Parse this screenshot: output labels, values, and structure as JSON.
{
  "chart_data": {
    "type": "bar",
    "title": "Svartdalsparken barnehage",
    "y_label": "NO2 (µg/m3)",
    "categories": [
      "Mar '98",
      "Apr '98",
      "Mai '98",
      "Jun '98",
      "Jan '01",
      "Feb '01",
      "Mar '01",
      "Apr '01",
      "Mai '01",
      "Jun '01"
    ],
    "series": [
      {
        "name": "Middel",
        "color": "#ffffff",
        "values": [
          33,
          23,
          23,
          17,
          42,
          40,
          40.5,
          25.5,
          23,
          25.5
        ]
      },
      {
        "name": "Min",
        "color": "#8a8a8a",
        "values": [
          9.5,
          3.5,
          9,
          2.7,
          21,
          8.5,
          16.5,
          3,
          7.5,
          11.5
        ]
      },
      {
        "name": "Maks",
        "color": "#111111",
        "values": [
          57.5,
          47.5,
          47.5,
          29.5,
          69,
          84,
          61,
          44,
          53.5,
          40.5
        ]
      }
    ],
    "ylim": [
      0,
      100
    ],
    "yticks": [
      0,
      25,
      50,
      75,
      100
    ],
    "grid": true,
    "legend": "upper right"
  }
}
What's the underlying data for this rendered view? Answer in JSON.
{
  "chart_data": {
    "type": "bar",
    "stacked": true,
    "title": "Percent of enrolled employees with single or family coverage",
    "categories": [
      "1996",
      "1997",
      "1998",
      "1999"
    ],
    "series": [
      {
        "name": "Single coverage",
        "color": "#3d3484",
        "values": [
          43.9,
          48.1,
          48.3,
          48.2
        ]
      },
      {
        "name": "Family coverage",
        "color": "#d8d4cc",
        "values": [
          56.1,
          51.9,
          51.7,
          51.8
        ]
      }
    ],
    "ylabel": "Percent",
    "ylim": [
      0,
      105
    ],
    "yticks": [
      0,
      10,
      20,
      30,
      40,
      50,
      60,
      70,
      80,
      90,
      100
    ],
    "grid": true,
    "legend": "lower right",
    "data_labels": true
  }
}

━━━

*WRITTEN EXERCISE*:
Gather each line of the records holding the string "legend".

*OUTPUT*:
    "legend": "upper right"
    "legend": "lower right",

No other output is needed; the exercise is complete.